Copy each line of the listing below exactly.

• **Records contained in a dataset**
****
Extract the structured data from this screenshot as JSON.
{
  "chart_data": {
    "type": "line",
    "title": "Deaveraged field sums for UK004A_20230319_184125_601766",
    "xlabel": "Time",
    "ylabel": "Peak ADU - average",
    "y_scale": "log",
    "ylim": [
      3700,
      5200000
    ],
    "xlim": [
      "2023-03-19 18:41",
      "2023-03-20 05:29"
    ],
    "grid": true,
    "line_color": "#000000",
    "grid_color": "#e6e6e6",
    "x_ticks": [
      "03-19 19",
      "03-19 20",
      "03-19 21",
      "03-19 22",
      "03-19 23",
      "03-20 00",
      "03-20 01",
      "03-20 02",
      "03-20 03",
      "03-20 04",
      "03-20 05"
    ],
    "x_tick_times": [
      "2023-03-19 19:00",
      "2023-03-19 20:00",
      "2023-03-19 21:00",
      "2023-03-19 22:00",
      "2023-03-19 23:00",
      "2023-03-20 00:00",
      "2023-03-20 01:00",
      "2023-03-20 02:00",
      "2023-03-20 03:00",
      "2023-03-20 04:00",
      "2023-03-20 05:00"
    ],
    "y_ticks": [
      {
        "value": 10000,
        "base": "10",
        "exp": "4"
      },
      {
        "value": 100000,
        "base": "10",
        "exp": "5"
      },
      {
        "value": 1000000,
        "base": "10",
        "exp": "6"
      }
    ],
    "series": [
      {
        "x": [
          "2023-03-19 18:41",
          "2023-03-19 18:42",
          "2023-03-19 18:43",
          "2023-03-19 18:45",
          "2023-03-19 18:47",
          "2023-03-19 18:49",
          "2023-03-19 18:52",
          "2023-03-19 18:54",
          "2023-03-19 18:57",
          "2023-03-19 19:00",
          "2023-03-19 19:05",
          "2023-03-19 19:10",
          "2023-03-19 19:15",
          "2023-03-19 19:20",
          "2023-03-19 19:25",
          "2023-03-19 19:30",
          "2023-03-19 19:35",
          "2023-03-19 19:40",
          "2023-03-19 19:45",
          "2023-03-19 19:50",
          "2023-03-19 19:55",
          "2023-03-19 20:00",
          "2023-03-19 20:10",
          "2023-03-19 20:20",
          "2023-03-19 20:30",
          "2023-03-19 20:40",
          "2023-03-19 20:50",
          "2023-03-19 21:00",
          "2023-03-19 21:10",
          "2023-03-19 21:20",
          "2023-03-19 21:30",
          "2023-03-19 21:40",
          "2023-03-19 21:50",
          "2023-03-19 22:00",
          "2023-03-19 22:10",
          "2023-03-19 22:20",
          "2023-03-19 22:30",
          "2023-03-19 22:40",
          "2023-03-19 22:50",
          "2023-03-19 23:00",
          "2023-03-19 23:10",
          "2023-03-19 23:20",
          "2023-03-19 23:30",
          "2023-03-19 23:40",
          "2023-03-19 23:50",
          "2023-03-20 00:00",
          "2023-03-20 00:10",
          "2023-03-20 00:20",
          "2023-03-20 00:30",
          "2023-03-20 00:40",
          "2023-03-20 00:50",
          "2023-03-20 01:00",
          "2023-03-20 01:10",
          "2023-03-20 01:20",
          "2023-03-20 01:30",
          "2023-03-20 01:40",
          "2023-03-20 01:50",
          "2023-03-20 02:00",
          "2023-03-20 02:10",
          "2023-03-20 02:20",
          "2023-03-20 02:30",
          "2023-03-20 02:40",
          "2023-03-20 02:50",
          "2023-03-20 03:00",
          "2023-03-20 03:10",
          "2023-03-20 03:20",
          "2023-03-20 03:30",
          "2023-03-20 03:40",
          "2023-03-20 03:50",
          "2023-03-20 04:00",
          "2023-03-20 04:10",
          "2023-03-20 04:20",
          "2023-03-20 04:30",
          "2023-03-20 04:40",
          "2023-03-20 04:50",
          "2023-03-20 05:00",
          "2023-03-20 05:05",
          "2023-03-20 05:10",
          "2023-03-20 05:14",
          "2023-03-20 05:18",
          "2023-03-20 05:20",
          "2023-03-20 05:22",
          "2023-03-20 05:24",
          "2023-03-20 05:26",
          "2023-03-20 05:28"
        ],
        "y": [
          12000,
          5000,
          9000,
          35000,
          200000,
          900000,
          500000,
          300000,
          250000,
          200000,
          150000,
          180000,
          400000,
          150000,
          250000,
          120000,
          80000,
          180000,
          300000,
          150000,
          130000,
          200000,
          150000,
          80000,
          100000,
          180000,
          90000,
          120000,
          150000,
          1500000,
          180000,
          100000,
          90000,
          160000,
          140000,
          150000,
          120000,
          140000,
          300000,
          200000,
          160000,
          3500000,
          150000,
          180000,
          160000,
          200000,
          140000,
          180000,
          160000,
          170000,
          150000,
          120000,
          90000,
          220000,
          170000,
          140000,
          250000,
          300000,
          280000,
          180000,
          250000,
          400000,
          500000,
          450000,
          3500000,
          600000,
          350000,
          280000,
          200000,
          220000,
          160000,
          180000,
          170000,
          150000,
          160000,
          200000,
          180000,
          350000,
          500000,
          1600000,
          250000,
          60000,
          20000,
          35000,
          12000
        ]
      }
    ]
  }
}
****
• **Exercise output**
Extract the structured data from this screenshot as JSON.
{
  "chart_data": {
    "type": "line",
    "title": "Deaveraged field sums for UK004A_20230319_184125_601766",
    "xlabel": "Time",
    "ylabel": "Peak ADU - average",
    "y_scale": "log",
    "ylim": [
      3700,
      5200000
    ],
    "xlim": [
      "2023-03-19 18:41",
      "2023-03-20 05:29"
    ],
    "grid": true,
    "line_color": "#000000",
    "grid_color": "#e6e6e6",
    "x_ticks": [
      "03-19 19",
      "03-19 20",
      "03-19 21",
      "03-19 22",
      "03-19 23",
      "03-20 00",
      "03-20 01",
      "03-20 02",
      "03-20 03",
      "03-20 04",
      "03-20 05"
    ],
    "x_tick_times": [
      "2023-03-19 19:00",
      "2023-03-19 20:00",
      "2023-03-19 21:00",
      "2023-03-19 22:00",
      "2023-03-19 23:00",
      "2023-03-20 00:00",
      "2023-03-20 01:00",
      "2023-03-20 02:00",
      "2023-03-20 03:00",
      "2023-03-20 04:00",
      "2023-03-20 05:00"
    ],
    "y_ticks": [
      {
        "value": 10000,
        "base": "10",
        "exp": "4"
      },
      {
        "value": 100000,
        "base": "10",
        "exp": "5"
      },
      {
        "value": 1000000,
        "base": "10",
        "exp": "6"
      }
    ],
    "series": [
      {
        "x": [
          "2023-03-19 18:41",
          "2023-03-19 18:42",
          "2023-03-19 18:43",
          "2023-03-19 18:45",
          "2023-03-19 18:47",
          "2023-03-19 18:49",
          "2023-03-19 18:52",
          "2023-03-19 18:54",
          "2023-03-19 18:57",
          "2023-03-19 19:00",
          "2023-03-19 19:05",
          "2023-03-19 19:10",
          "2023-03-19 19:15",
          "2023-03-19 19:20",
          "2023-03-19 19:25",
          "2023-03-19 19:30",
          "2023-03-19 19:35",
          "2023-03-19 19:40",
          "2023-03-19 19:45",
          "2023-03-19 19:50",
          "2023-03-19 19:55",
          "2023-03-19 20:00",
          "2023-03-19 20:10",
          "2023-03-19 20:20",
          "2023-03-19 20:30",
          "2023-03-19 20:40",
          "2023-03-19 20:50",
          "2023-03-19 21:00",
          "2023-03-19 21:10",
          "2023-03-19 21:20",
          "2023-03-19 21:30",
          "2023-03-19 21:40",
          "2023-03-19 21:50",
          "2023-03-19 22:00",
          "2023-03-19 22:10",
          "2023-03-19 22:20",
          "2023-03-19 22:30",
          "2023-03-19 22:40",
          "2023-03-19 22:50",
          "2023-03-19 23:00",
          "2023-03-19 23:10",
          "2023-03-19 23:20",
          "2023-03-19 23:30",
          "2023-03-19 23:40",
          "2023-03-19 23:50",
          "2023-03-20 00:00",
          "2023-03-20 00:10",
          "2023-03-20 00:20",
          "2023-03-20 00:30",
          "2023-03-20 00:40",
          "2023-03-20 00:50",
          "2023-03-20 01:00",
          "2023-03-20 01:10",
          "2023-03-20 01:20",
          "2023-03-20 01:30",
          "2023-03-20 01:40",
          "2023-03-20 01:50",
          "2023-03-20 02:00",
          "2023-03-20 02:10",
          "2023-03-20 02:20",
          "2023-03-20 02:30",
          "2023-03-20 02:40",
          "2023-03-20 02:50",
          "2023-03-20 03:00",
          "2023-03-20 03:10",
          "2023-03-20 03:20",
          "2023-03-20 03:30",
          "2023-03-20 03:40",
          "2023-03-20 03:50",
          "2023-03-20 04:00",
          "2023-03-20 04:10",
          "2023-03-20 04:20",
          "2023-03-20 04:30",
          "2023-03-20 04:40",
          "2023-03-20 04:50",
          "2023-03-20 05:00",
          "2023-03-20 05:05",
          "2023-03-20 05:10",
          "2023-03-20 05:14",
          "2023-03-20 05:18",
          "2023-03-20 05:20",
          "2023-03-20 05:22",
          "2023-03-20 05:24",
          "2023-03-20 05:26",
          "2023-03-20 05:28"
        ],
        "y": [
          12000,
          5000,
          9000,
          35000,
          200000,
          900000,
          500000,
          300000,
          250000,
          200000,
          150000,
          180000,
          400000,
          150000,
          250000,
          120000,
          80000,
          180000,
          300000,
          150000,
          130000,
          200000,
          150000,
          80000,
          100000,
          180000,
          90000,
          120000,
          150000,
          1500000,
          180000,
          100000,
          90000,
          160000,
          140000,
          150000,
          120000,
          140000,
          300000,
          200000,
          160000,
          3500000,
          150000,
          180000,
          160000,
          200000,
          140000,
          180000,
          160000,
          170000,
          150000,
          120000,
          90000,
          220000,
          170000,
          140000,
          250000,
          300000,
          280000,
          180000,
          250000,
          400000,
          500000,
          450000,
          3500000,
          600000,
          350000,
          280000,
          200000,
          220000,
          160000,
          180000,
          170000,
          150000,
          160000,
          200000,
          180000,
          350000,
          500000,
          1600000,
          250000,
          60000,
          20000,
          35000,
          12000
        ]
      }
    ]
  }
}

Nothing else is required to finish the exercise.